* [EXERCISE REQUIREMENTS]: Could you reproduce the data below word for word, keeping every line and its order unchanged?

* [SUPPLIED RECORDS]:
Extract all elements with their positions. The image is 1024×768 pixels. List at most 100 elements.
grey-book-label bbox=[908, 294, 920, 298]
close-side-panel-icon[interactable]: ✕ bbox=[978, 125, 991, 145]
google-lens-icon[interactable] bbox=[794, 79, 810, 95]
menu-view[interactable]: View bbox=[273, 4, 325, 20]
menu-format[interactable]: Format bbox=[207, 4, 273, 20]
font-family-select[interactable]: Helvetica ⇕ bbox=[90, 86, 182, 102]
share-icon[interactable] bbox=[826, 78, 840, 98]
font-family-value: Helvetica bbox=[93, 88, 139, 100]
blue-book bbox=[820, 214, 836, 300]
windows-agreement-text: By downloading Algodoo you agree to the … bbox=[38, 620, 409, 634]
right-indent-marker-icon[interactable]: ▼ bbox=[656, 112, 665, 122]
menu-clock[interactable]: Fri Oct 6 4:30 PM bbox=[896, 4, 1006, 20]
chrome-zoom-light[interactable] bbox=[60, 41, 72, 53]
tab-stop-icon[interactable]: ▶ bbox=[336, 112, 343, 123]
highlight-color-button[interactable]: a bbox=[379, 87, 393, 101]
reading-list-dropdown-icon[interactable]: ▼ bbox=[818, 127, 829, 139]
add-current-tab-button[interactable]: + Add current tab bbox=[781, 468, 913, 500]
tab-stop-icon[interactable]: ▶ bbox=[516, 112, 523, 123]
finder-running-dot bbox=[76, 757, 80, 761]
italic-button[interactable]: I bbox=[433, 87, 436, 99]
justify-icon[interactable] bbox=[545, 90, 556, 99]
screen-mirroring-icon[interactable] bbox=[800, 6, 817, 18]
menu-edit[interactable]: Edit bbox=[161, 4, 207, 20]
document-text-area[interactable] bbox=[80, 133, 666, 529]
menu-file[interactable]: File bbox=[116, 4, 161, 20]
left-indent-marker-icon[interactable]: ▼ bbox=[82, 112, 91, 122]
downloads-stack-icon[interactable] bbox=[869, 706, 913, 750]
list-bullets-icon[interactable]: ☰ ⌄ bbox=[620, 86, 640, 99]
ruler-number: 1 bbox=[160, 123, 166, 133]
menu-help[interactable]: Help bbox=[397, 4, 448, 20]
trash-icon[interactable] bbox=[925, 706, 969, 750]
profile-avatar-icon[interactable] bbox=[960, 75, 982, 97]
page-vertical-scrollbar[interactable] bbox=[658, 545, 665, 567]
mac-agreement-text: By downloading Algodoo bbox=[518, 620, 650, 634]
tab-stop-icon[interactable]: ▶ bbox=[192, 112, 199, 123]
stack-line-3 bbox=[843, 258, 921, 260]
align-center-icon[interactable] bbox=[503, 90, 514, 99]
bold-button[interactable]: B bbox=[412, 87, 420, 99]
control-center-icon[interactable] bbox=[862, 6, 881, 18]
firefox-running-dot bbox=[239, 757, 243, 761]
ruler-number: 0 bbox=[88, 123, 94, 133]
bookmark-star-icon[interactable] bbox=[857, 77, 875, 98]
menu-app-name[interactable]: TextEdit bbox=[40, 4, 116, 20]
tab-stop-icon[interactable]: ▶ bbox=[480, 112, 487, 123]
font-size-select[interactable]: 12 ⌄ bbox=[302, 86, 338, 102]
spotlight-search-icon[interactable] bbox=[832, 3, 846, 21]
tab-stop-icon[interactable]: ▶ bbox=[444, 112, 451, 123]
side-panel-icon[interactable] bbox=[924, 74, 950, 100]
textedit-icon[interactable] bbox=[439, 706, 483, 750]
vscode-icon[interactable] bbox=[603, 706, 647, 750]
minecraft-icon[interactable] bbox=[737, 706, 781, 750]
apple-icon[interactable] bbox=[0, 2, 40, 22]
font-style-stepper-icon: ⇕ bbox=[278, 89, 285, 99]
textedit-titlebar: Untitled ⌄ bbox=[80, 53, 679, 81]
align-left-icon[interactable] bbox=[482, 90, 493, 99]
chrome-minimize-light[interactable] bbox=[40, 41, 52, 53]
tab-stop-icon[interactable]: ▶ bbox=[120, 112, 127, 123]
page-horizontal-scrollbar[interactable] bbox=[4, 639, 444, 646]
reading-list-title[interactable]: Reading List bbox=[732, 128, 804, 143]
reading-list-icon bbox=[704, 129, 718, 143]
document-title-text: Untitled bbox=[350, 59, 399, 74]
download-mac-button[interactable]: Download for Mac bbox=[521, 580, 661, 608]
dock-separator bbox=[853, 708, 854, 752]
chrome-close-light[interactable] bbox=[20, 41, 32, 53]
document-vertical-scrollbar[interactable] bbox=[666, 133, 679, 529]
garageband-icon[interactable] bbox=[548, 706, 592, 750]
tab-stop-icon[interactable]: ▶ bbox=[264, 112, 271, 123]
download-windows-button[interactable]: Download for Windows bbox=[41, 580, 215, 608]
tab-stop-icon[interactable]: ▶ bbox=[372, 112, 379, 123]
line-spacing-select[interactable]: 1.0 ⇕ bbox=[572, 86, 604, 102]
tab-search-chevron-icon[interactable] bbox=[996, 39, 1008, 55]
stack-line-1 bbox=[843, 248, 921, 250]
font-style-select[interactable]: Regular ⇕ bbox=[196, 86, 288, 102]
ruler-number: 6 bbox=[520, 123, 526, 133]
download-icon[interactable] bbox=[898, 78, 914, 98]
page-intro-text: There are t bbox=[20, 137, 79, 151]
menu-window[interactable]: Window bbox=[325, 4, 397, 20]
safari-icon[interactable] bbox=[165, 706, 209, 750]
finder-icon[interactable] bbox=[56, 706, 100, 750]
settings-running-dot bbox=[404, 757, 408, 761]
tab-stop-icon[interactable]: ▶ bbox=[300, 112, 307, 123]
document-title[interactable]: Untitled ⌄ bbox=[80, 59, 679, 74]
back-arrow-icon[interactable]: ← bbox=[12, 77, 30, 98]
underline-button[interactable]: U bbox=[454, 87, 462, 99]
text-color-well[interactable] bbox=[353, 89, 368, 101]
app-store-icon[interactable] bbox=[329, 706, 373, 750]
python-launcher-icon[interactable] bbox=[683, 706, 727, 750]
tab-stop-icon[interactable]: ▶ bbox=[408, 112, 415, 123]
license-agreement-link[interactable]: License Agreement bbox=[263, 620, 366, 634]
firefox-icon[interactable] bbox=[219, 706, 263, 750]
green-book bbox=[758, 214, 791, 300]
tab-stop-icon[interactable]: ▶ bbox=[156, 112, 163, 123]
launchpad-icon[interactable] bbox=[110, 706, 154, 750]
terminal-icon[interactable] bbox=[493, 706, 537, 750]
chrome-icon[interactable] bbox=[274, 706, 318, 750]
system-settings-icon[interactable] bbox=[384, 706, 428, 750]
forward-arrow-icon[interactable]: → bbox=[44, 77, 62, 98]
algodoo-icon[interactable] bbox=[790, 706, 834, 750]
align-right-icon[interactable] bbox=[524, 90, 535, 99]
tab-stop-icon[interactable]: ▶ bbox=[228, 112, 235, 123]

* [THE SOLUTION]:
Extract all elements with their positions. The image is 1024×768 pixels. List at most 100 elements.
grey-book-label bbox=[908, 294, 920, 298]
close-side-panel-icon[interactable]: ✕ bbox=[978, 125, 991, 145]
google-lens-icon[interactable] bbox=[794, 79, 810, 95]
menu-view[interactable]: View bbox=[273, 4, 325, 20]
menu-format[interactable]: Format bbox=[207, 4, 273, 20]
font-family-select[interactable]: Helvetica ⇕ bbox=[90, 86, 182, 102]
share-icon[interactable] bbox=[826, 78, 840, 98]
font-family-value: Helvetica bbox=[93, 88, 139, 100]
blue-book bbox=[820, 214, 836, 300]
windows-agreement-text: By downloading Algodoo you agree to the … bbox=[38, 620, 409, 634]
right-indent-marker-icon[interactable]: ▼ bbox=[656, 112, 665, 122]
menu-clock[interactable]: Fri Oct 6 4:30 PM bbox=[896, 4, 1006, 20]
chrome-zoom-light[interactable] bbox=[60, 41, 72, 53]
tab-stop-icon[interactable]: ▶ bbox=[336, 112, 343, 123]
highlight-color-button[interactable]: a bbox=[379, 87, 393, 101]
reading-list-dropdown-icon[interactable]: ▼ bbox=[818, 127, 829, 139]
add-current-tab-button[interactable]: + Add current tab bbox=[781, 468, 913, 500]
tab-stop-icon[interactable]: ▶ bbox=[516, 112, 523, 123]
finder-running-dot bbox=[76, 757, 80, 761]
italic-button[interactable]: I bbox=[433, 87, 436, 99]
justify-icon[interactable] bbox=[545, 90, 556, 99]
screen-mirroring-icon[interactable] bbox=[800, 6, 817, 18]
menu-edit[interactable]: Edit bbox=[161, 4, 207, 20]
document-text-area[interactable] bbox=[80, 133, 666, 529]
menu-file[interactable]: File bbox=[116, 4, 161, 20]
left-indent-marker-icon[interactable]: ▼ bbox=[82, 112, 91, 122]
downloads-stack-icon[interactable] bbox=[869, 706, 913, 750]
list-bullets-icon[interactable]: ☰ ⌄ bbox=[620, 86, 640, 99]
ruler-number: 1 bbox=[160, 123, 166, 133]
menu-help[interactable]: Help bbox=[397, 4, 448, 20]
trash-icon[interactable] bbox=[925, 706, 969, 750]
profile-avatar-icon[interactable] bbox=[960, 75, 982, 97]
page-vertical-scrollbar[interactable] bbox=[658, 545, 665, 567]
mac-agreement-text: By downloading Algodoo bbox=[518, 620, 650, 634]
tab-stop-icon[interactable]: ▶ bbox=[192, 112, 199, 123]
stack-line-3 bbox=[843, 258, 921, 260]
align-center-icon[interactable] bbox=[503, 90, 514, 99]
bold-button[interactable]: B bbox=[412, 87, 420, 99]
control-center-icon[interactable] bbox=[862, 6, 881, 18]
firefox-running-dot bbox=[239, 757, 243, 761]
ruler-number: 0 bbox=[88, 123, 94, 133]
bookmark-star-icon[interactable] bbox=[857, 77, 875, 98]
menu-app-name[interactable]: TextEdit bbox=[40, 4, 116, 20]
tab-stop-icon[interactable]: ▶ bbox=[480, 112, 487, 123]
font-size-select[interactable]: 12 ⌄ bbox=[302, 86, 338, 102]
spotlight-search-icon[interactable] bbox=[832, 3, 846, 21]
tab-stop-icon[interactable]: ▶ bbox=[444, 112, 451, 123]
side-panel-icon[interactable] bbox=[924, 74, 950, 100]
textedit-icon[interactable] bbox=[439, 706, 483, 750]
vscode-icon[interactable] bbox=[603, 706, 647, 750]
minecraft-icon[interactable] bbox=[737, 706, 781, 750]
apple-icon[interactable] bbox=[0, 2, 40, 22]
font-style-stepper-icon: ⇕ bbox=[278, 89, 285, 99]
textedit-titlebar: Untitled ⌄ bbox=[80, 53, 679, 81]
align-left-icon[interactable] bbox=[482, 90, 493, 99]
chrome-minimize-light[interactable] bbox=[40, 41, 52, 53]
tab-stop-icon[interactable]: ▶ bbox=[120, 112, 127, 123]
page-horizontal-scrollbar[interactable] bbox=[4, 639, 444, 646]
reading-list-title[interactable]: Reading List bbox=[732, 128, 804, 143]
reading-list-icon bbox=[704, 129, 718, 143]
document-title-text: Untitled bbox=[350, 59, 399, 74]
download-mac-button[interactable]: Download for Mac bbox=[521, 580, 661, 608]
dock-separator bbox=[853, 708, 854, 752]
chrome-close-light[interactable] bbox=[20, 41, 32, 53]
document-vertical-scrollbar[interactable] bbox=[666, 133, 679, 529]
garageband-icon[interactable] bbox=[548, 706, 592, 750]
tab-stop-icon[interactable]: ▶ bbox=[264, 112, 271, 123]
download-windows-button[interactable]: Download for Windows bbox=[41, 580, 215, 608]
tab-stop-icon[interactable]: ▶ bbox=[372, 112, 379, 123]
line-spacing-select[interactable]: 1.0 ⇕ bbox=[572, 86, 604, 102]
tab-search-chevron-icon[interactable] bbox=[996, 39, 1008, 55]
stack-line-1 bbox=[843, 248, 921, 250]
font-style-select[interactable]: Regular ⇕ bbox=[196, 86, 288, 102]
ruler-number: 6 bbox=[520, 123, 526, 133]
download-icon[interactable] bbox=[898, 78, 914, 98]
page-intro-text: There are t bbox=[20, 137, 79, 151]
menu-window[interactable]: Window bbox=[325, 4, 397, 20]
safari-icon[interactable] bbox=[165, 706, 209, 750]
finder-icon[interactable] bbox=[56, 706, 100, 750]
settings-running-dot bbox=[404, 757, 408, 761]
tab-stop-icon[interactable]: ▶ bbox=[300, 112, 307, 123]
document-title[interactable]: Untitled ⌄ bbox=[80, 59, 679, 74]
back-arrow-icon[interactable]: ← bbox=[12, 77, 30, 98]
underline-button[interactable]: U bbox=[454, 87, 462, 99]
text-color-well[interactable] bbox=[353, 89, 368, 101]
app-store-icon[interactable] bbox=[329, 706, 373, 750]
python-launcher-icon[interactable] bbox=[683, 706, 727, 750]
tab-stop-icon[interactable]: ▶ bbox=[408, 112, 415, 123]
license-agreement-link[interactable]: License Agreement bbox=[263, 620, 366, 634]
firefox-icon[interactable] bbox=[219, 706, 263, 750]
green-book bbox=[758, 214, 791, 300]
tab-stop-icon[interactable]: ▶ bbox=[156, 112, 163, 123]
launchpad-icon[interactable] bbox=[110, 706, 154, 750]
terminal-icon[interactable] bbox=[493, 706, 537, 750]
chrome-icon[interactable] bbox=[274, 706, 318, 750]
system-settings-icon[interactable] bbox=[384, 706, 428, 750]
forward-arrow-icon[interactable]: → bbox=[44, 77, 62, 98]
algodoo-icon[interactable] bbox=[790, 706, 834, 750]
align-right-icon[interactable] bbox=[524, 90, 535, 99]
tab-stop-icon[interactable]: ▶ bbox=[228, 112, 235, 123]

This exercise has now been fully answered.